Data records:
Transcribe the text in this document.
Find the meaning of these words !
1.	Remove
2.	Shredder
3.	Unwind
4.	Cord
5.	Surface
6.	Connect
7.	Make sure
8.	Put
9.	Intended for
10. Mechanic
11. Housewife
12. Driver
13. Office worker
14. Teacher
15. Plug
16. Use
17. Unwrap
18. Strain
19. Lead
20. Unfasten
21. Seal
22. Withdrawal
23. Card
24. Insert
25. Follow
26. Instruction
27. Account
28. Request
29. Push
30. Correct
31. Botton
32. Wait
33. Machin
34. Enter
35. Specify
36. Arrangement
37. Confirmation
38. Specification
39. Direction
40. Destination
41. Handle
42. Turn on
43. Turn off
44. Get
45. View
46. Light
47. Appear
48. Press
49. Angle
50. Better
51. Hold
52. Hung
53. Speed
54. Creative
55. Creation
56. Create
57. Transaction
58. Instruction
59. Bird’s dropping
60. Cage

Stated task: Return all the data exactly as given.

Response to this task:
Transcribe the text in this document.
Find the meaning of these words !
1.	Remove
2.	Shredder
3.	Unwind
4.	Cord
5.	Surface
6.	Connect
7.	Make sure
8.	Put
9.	Intended for
10. Mechanic
11. Housewife
12. Driver
13. Office worker
14. Teacher
15. Plug
16. Use
17. Unwrap
18. Strain
19. Lead
20. Unfasten
21. Seal
22. Withdrawal
23. Card
24. Insert
25. Follow
26. Instruction
27. Account
28. Request
29. Push
30. Correct
31. Botton
32. Wait
33. Machin
34. Enter
35. Specify
36. Arrangement
37. Confirmation
38. Specification
39. Direction
40. Destination
41. Handle
42. Turn on
43. Turn off
44. Get
45. View
46. Light
47. Appear
48. Press
49. Angle
50. Better
51. Hold
52. Hung
53. Speed
54. Creative
55. Creation
56. Create
57. Transaction
58. Instruction
59. Bird’s dropping
60. Cage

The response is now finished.